[What you are asked to do] Leave out the pictures and repeat the data exactly.

[Records shown]

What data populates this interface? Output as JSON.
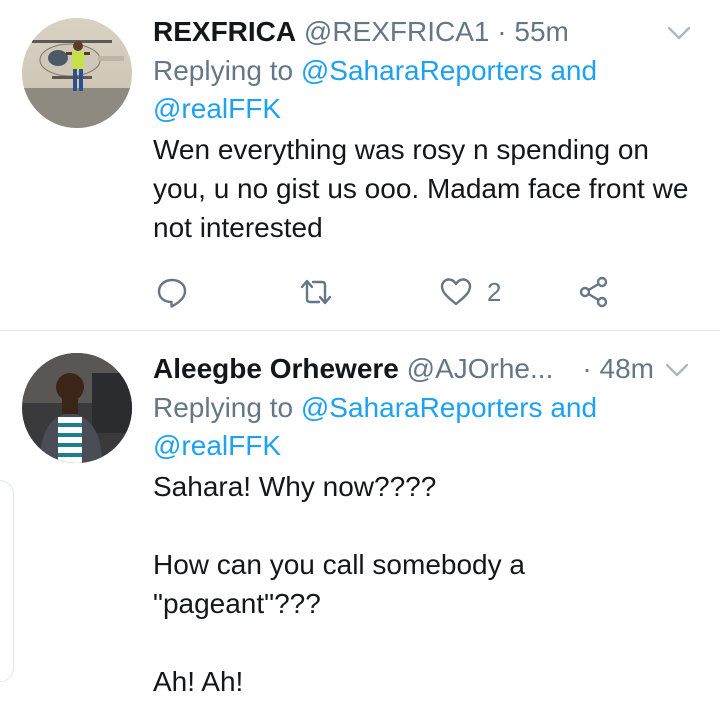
{
  "tweets": [
    {
      "display_name": "REXFRICA",
      "handle": "@REXFRICA1",
      "separator": "·",
      "time": "55m",
      "reply_prefix": "Replying to",
      "reply_mention_1": "@SaharaReporters",
      "reply_conjunction": "and",
      "reply_mention_2": "@realFFK",
      "text": "Wen everything was rosy n spending on you, u no gist us ooo. Madam face front we not interested",
      "like_count": "2",
      "avatar_icon": "user-avatar-photo"
    },
    {
      "display_name": "Aleegbe Orhewere",
      "handle": "@AJOrhe...",
      "separator": "·",
      "time": "48m",
      "reply_prefix": "Replying to",
      "reply_mention_1": "@SaharaReporters",
      "reply_conjunction": "and",
      "reply_mention_2": "@realFFK",
      "text": "Sahara! Why now????\n\nHow can you call somebody a \"pageant\"???\n\nAh! Ah!",
      "avatar_icon": "user-avatar-photo"
    }
  ],
  "icons": {
    "reply": "reply-icon",
    "retweet": "retweet-icon",
    "like": "heart-icon",
    "share": "share-icon",
    "menu": "chevron-down-icon"
  },
  "colors": {
    "link": "#1da1f2",
    "secondary_text": "#657786",
    "primary_text": "#14171a",
    "divider": "#e1e8ed"
  }
}
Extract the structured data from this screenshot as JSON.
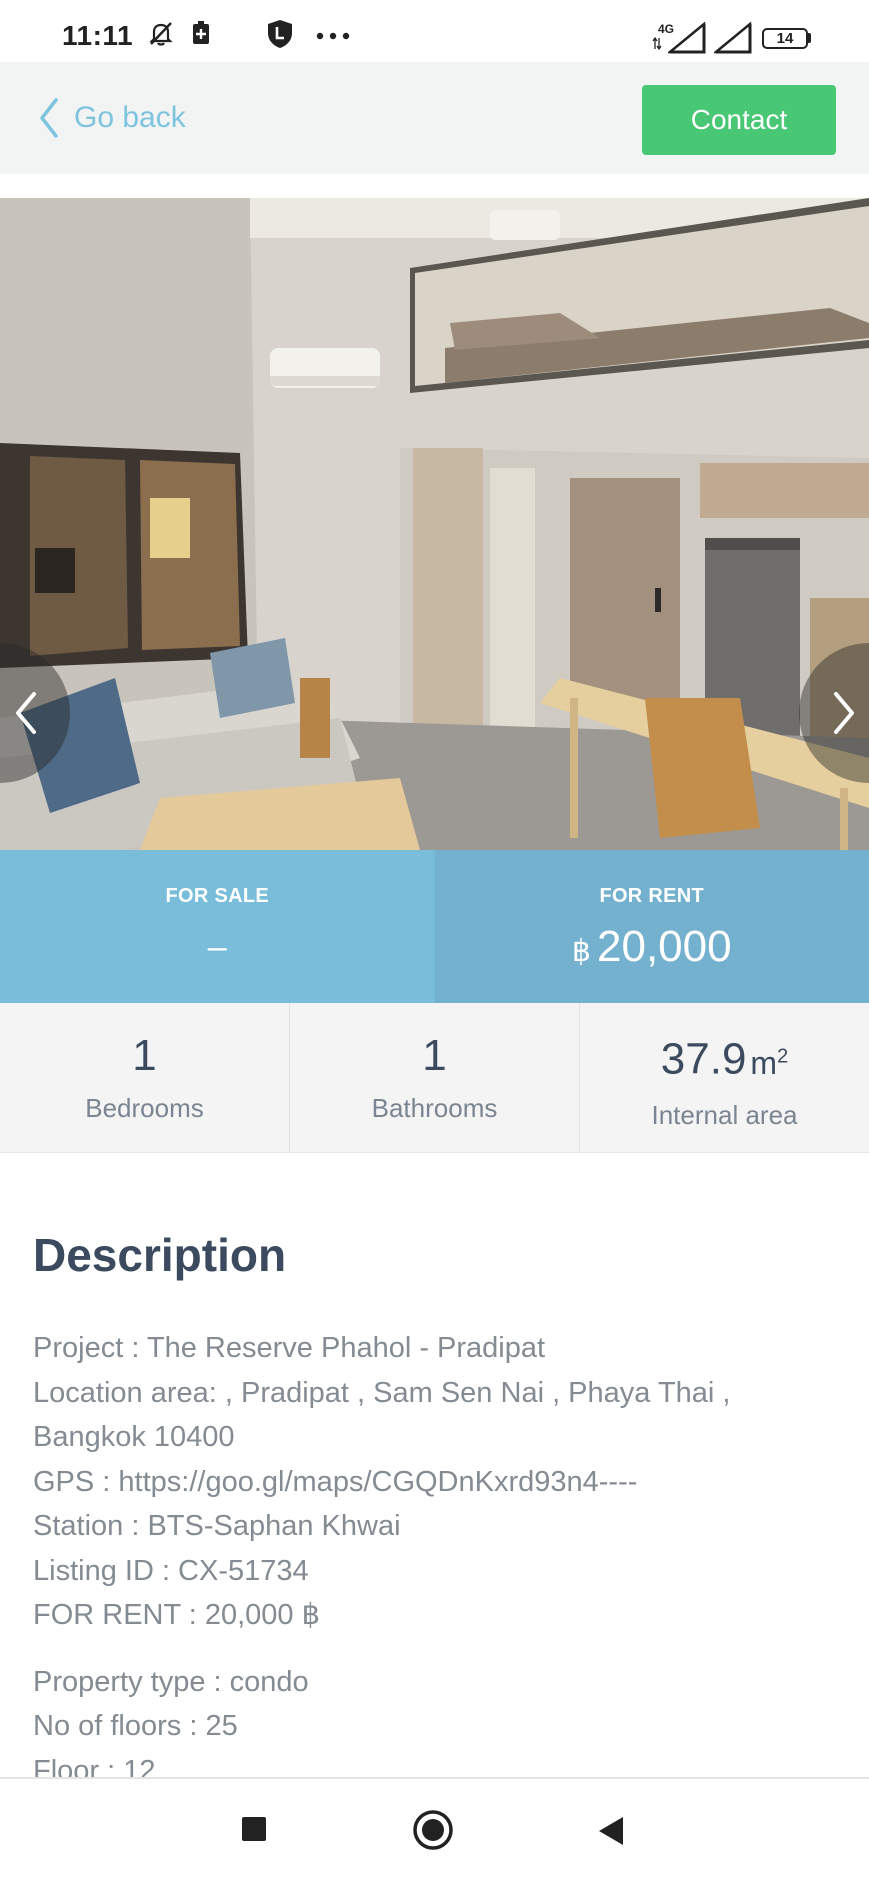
{
  "status_bar": {
    "time": "11:11",
    "network": "4G",
    "battery": "14",
    "icons": [
      "mute-bell-icon",
      "battery-saver-icon",
      "vpn-shield-icon",
      "more-icon",
      "signal-icon",
      "signal-icon-2",
      "battery-icon"
    ]
  },
  "header": {
    "back_label": "Go back",
    "contact_label": "Contact",
    "accent_color": "#7ec4df",
    "contact_color": "#48c774"
  },
  "gallery": {
    "prev_icon": "chevron-left-icon",
    "next_icon": "chevron-right-icon"
  },
  "price": {
    "sale_label": "FOR SALE",
    "sale_value": "–",
    "rent_label": "FOR RENT",
    "currency": "฿",
    "rent_value": "20,000",
    "sale_color": "#79bddb",
    "rent_color": "#73b1cf"
  },
  "stats": {
    "bedrooms_value": "1",
    "bedrooms_label": "Bedrooms",
    "bathrooms_value": "1",
    "bathrooms_label": "Bathrooms",
    "area_value": "37.9",
    "area_unit": "m",
    "area_sup": "2",
    "area_label": "Internal area"
  },
  "description": {
    "title": "Description",
    "lines": [
      "Project : The Reserve Phahol - Pradipat",
      "Location area: , Pradipat , Sam Sen Nai , Phaya Thai ,",
      "Bangkok 10400",
      "GPS : https://goo.gl/maps/CGQDnKxrd93n4----",
      "Station : BTS-Saphan Khwai",
      "Listing ID : CX-51734",
      "FOR RENT : 20,000 ฿"
    ],
    "lines2": [
      "Property type : condo",
      "No of floors : 25",
      "Floor : 12"
    ]
  },
  "bottom_nav": {
    "icons": [
      "recents-square-icon",
      "home-circle-icon",
      "back-triangle-icon"
    ]
  }
}
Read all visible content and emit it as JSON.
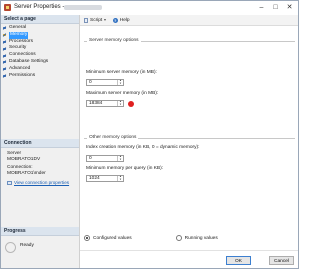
{
  "window": {
    "title": "Server Properties - "
  },
  "left_panel": {
    "select_page_header": "Select a page",
    "pages": [
      {
        "label": "General"
      },
      {
        "label": "Memory",
        "selected": true
      },
      {
        "label": "Processors"
      },
      {
        "label": "Security"
      },
      {
        "label": "Connections"
      },
      {
        "label": "Database Settings"
      },
      {
        "label": "Advanced"
      },
      {
        "label": "Permissions"
      }
    ],
    "connection_header": "Connection",
    "server_label": "Server",
    "server_value": "MOBRATO1DV",
    "connection_label": "Connection:",
    "connection_value": "MOBRATO1\\mder",
    "view_props_link": "View connection properties",
    "progress_header": "Progress",
    "progress_status": "Ready"
  },
  "toolbar": {
    "script_label": "Script",
    "help_label": "Help"
  },
  "server_memory": {
    "legend": "Server memory options",
    "min_label": "Minimum server memory (in MB):",
    "min_value": "0",
    "max_label": "Maximum server memory (in MB):",
    "max_value": "18384"
  },
  "other_memory": {
    "legend": "Other memory options",
    "index_label": "Index creation memory (in KB, 0 = dynamic memory):",
    "index_value": "0",
    "query_label": "Minimum memory per query (in KB):",
    "query_value": "1024"
  },
  "view_options": {
    "configured": "Configured values",
    "running": "Running values"
  },
  "buttons": {
    "ok": "OK",
    "cancel": "Cancel"
  },
  "colors": {
    "selection": "#3399ff",
    "indicator": "#e02020"
  }
}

[Response to this exercise]
What data populates this interface? Output as JSON.
{
  "tweets": [
    {
      "display_name": "REXFRICA",
      "handle": "@REXFRICA1",
      "separator": "·",
      "time": "55m",
      "reply_prefix": "Replying to",
      "reply_mention_1": "@SaharaReporters",
      "reply_conjunction": "and",
      "reply_mention_2": "@realFFK",
      "text": "Wen everything was rosy n spending on you, u no gist us ooo. Madam face front we not interested",
      "like_count": "2",
      "avatar_icon": "user-avatar-photo"
    },
    {
      "display_name": "Aleegbe Orhewere",
      "handle": "@AJOrhe...",
      "separator": "·",
      "time": "48m",
      "reply_prefix": "Replying to",
      "reply_mention_1": "@SaharaReporters",
      "reply_conjunction": "and",
      "reply_mention_2": "@realFFK",
      "text": "Sahara! Why now????\n\nHow can you call somebody a \"pageant\"???\n\nAh! Ah!",
      "avatar_icon": "user-avatar-photo"
    }
  ],
  "icons": {
    "reply": "reply-icon",
    "retweet": "retweet-icon",
    "like": "heart-icon",
    "share": "share-icon",
    "menu": "chevron-down-icon"
  },
  "colors": {
    "link": "#1da1f2",
    "secondary_text": "#657786",
    "primary_text": "#14171a",
    "divider": "#e1e8ed"
  }
}
Extract the structured data from this screenshot as JSON.
{
  "status_bar": {
    "time": "11:11",
    "network": "4G",
    "battery": "14",
    "icons": [
      "mute-bell-icon",
      "battery-saver-icon",
      "vpn-shield-icon",
      "more-icon",
      "signal-icon",
      "signal-icon-2",
      "battery-icon"
    ]
  },
  "header": {
    "back_label": "Go back",
    "contact_label": "Contact",
    "accent_color": "#7ec4df",
    "contact_color": "#48c774"
  },
  "gallery": {
    "prev_icon": "chevron-left-icon",
    "next_icon": "chevron-right-icon"
  },
  "price": {
    "sale_label": "FOR SALE",
    "sale_value": "–",
    "rent_label": "FOR RENT",
    "currency": "฿",
    "rent_value": "20,000",
    "sale_color": "#79bddb",
    "rent_color": "#73b1cf"
  },
  "stats": {
    "bedrooms_value": "1",
    "bedrooms_label": "Bedrooms",
    "bathrooms_value": "1",
    "bathrooms_label": "Bathrooms",
    "area_value": "37.9",
    "area_unit": "m",
    "area_sup": "2",
    "area_label": "Internal area"
  },
  "description": {
    "title": "Description",
    "lines": [
      "Project : The Reserve Phahol - Pradipat",
      "Location area: , Pradipat , Sam Sen Nai , Phaya Thai ,",
      "Bangkok 10400",
      "GPS : https://goo.gl/maps/CGQDnKxrd93n4----",
      "Station : BTS-Saphan Khwai",
      "Listing ID : CX-51734",
      "FOR RENT : 20,000 ฿"
    ],
    "lines2": [
      "Property type : condo",
      "No of floors : 25",
      "Floor : 12"
    ]
  },
  "bottom_nav": {
    "icons": [
      "recents-square-icon",
      "home-circle-icon",
      "back-triangle-icon"
    ]
  }
}
Read all visible content and emit it as JSON.
{
  "window": {
    "title": "Server Properties - "
  },
  "left_panel": {
    "select_page_header": "Select a page",
    "pages": [
      {
        "label": "General"
      },
      {
        "label": "Memory",
        "selected": true
      },
      {
        "label": "Processors"
      },
      {
        "label": "Security"
      },
      {
        "label": "Connections"
      },
      {
        "label": "Database Settings"
      },
      {
        "label": "Advanced"
      },
      {
        "label": "Permissions"
      }
    ],
    "connection_header": "Connection",
    "server_label": "Server",
    "server_value": "MOBRATO1DV",
    "connection_label": "Connection:",
    "connection_value": "MOBRATO1\\mder",
    "view_props_link": "View connection properties",
    "progress_header": "Progress",
    "progress_status": "Ready"
  },
  "toolbar": {
    "script_label": "Script",
    "help_label": "Help"
  },
  "server_memory": {
    "legend": "Server memory options",
    "min_label": "Minimum server memory (in MB):",
    "min_value": "0",
    "max_label": "Maximum server memory (in MB):",
    "max_value": "18384"
  },
  "other_memory": {
    "legend": "Other memory options",
    "index_label": "Index creation memory (in KB, 0 = dynamic memory):",
    "index_value": "0",
    "query_label": "Minimum memory per query (in KB):",
    "query_value": "1024"
  },
  "view_options": {
    "configured": "Configured values",
    "running": "Running values"
  },
  "buttons": {
    "ok": "OK",
    "cancel": "Cancel"
  },
  "colors": {
    "selection": "#3399ff",
    "indicator": "#e02020"
  }
}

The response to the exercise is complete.